Short exercise — In the data below, find every line with the string "mean" and pull it out.

Supplied information —
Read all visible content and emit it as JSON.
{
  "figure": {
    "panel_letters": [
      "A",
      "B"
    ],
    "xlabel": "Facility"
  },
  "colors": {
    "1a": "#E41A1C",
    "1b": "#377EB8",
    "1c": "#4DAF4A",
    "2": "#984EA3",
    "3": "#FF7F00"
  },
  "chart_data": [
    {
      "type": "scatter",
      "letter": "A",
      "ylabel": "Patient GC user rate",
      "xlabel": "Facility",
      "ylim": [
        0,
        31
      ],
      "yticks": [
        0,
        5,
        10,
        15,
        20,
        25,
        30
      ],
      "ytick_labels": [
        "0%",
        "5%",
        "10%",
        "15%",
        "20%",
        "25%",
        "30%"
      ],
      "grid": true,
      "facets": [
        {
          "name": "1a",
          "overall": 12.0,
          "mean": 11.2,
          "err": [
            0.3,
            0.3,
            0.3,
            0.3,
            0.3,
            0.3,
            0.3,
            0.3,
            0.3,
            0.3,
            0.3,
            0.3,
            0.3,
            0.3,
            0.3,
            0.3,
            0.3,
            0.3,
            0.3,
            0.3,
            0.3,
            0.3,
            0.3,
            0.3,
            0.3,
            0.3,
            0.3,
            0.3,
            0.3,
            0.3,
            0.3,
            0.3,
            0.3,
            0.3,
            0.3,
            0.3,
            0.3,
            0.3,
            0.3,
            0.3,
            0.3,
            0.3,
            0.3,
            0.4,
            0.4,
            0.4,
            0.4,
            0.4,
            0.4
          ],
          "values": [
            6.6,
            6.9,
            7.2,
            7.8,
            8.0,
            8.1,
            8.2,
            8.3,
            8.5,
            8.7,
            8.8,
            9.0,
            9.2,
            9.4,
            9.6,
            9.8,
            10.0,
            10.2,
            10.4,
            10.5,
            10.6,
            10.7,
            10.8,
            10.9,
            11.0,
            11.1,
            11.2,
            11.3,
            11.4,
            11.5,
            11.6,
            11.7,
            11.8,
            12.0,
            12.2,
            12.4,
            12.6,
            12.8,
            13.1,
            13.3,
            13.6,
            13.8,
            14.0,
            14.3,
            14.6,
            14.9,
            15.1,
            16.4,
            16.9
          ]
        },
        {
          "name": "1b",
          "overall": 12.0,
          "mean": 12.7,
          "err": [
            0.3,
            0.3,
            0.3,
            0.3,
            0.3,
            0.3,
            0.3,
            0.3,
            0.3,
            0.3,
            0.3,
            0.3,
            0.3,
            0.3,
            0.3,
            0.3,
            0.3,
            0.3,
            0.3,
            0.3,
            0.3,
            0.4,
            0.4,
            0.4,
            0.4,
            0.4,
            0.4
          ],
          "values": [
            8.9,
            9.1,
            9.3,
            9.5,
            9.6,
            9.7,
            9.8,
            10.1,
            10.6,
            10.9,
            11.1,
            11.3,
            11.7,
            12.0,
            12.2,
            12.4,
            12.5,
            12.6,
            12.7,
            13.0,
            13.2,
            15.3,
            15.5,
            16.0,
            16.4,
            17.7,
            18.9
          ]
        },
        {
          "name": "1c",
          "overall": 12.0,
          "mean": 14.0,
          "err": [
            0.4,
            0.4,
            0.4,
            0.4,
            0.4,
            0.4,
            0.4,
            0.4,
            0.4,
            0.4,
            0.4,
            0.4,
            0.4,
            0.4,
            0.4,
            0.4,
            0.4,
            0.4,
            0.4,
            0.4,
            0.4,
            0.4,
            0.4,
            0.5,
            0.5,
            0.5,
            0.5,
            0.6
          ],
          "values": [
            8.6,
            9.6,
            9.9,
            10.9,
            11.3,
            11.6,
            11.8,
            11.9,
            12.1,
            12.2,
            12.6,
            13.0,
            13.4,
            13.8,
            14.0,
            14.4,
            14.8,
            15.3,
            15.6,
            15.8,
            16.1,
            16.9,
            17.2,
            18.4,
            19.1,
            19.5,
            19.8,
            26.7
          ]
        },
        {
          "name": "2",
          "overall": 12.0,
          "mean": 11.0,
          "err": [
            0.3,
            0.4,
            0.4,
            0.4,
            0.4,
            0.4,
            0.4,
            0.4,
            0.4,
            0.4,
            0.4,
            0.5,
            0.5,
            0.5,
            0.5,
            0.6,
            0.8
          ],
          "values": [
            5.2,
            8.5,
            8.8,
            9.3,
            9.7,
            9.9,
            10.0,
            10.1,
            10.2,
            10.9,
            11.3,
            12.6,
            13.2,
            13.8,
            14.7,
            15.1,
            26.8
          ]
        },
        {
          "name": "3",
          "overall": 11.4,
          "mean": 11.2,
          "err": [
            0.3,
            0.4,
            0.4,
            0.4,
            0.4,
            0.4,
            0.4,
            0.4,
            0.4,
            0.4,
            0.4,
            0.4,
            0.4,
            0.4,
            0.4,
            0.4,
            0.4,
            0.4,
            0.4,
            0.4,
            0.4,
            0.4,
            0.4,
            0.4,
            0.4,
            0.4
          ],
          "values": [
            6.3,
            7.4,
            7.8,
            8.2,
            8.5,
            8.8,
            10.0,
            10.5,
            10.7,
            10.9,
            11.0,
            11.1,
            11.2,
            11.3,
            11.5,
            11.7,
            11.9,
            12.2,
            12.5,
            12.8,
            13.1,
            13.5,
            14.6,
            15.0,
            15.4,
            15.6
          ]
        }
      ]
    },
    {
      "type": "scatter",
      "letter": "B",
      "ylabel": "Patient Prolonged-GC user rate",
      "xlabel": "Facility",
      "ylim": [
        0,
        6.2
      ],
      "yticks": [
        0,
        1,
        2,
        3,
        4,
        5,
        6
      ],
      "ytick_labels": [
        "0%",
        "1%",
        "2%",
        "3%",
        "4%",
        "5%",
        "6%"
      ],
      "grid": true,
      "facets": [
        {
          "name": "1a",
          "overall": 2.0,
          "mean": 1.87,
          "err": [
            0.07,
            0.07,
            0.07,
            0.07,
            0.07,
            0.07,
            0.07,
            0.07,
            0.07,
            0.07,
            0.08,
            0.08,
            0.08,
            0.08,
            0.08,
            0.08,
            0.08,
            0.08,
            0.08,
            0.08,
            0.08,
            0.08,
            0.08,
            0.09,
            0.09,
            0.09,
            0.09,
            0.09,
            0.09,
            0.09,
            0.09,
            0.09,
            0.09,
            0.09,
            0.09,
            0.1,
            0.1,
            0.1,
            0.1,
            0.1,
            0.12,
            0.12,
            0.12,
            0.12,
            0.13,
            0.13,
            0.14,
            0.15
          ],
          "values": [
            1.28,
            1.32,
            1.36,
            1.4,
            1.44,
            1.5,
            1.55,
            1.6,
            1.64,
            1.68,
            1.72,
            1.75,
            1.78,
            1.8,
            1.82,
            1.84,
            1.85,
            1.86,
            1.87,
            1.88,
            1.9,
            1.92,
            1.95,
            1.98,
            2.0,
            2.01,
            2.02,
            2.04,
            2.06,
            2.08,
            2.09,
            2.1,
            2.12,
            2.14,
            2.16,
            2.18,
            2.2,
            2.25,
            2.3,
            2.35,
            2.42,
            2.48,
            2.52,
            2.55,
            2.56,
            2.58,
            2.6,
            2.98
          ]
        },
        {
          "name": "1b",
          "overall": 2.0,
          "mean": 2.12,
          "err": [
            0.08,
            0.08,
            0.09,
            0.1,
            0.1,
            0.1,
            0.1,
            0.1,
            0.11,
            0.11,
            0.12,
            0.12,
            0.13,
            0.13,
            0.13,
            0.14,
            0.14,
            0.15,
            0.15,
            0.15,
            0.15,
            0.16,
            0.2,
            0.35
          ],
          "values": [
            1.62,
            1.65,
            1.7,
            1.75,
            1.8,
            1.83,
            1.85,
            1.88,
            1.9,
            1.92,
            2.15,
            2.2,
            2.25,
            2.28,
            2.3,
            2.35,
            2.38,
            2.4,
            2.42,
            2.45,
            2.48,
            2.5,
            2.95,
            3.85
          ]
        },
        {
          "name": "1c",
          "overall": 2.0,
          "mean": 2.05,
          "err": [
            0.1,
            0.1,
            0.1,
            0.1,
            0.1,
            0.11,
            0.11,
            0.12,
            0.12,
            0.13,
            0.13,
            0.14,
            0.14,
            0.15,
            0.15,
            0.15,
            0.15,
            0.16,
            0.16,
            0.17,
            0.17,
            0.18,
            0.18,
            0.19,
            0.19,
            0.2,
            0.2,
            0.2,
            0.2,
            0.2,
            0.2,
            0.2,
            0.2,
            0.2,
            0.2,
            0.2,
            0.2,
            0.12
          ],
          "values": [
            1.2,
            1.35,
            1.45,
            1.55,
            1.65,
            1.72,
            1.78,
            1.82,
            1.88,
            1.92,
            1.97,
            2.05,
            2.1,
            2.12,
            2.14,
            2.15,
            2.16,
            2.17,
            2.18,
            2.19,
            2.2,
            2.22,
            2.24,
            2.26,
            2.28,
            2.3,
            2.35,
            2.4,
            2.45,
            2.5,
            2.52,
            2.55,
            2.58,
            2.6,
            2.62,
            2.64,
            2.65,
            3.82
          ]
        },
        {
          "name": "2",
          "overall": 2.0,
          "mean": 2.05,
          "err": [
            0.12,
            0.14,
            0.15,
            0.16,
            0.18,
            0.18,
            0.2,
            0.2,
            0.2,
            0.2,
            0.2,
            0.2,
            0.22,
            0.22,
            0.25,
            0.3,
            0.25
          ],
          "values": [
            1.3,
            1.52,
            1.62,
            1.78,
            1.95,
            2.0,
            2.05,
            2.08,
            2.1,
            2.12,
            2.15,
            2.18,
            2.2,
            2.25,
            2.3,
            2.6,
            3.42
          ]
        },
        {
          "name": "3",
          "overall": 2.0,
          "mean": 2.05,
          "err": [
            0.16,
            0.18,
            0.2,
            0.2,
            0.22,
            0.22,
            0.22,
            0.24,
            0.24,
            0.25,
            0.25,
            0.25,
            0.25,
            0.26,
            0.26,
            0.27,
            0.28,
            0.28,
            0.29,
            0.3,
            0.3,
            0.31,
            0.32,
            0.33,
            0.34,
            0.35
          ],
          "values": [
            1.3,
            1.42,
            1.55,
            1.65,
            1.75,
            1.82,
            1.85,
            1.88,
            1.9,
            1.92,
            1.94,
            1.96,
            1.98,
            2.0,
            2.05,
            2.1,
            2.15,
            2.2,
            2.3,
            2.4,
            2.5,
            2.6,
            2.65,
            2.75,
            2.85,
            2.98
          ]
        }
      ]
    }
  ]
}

The result —
          "mean": 11.2,
          "mean": 12.7,
          "mean": 14.0,
          "mean": 11.0,
          "mean": 11.2,
          "mean": 1.87,
          "mean": 2.12,
          "mean": 2.05,
          "mean": 2.05,
          "mean": 2.05,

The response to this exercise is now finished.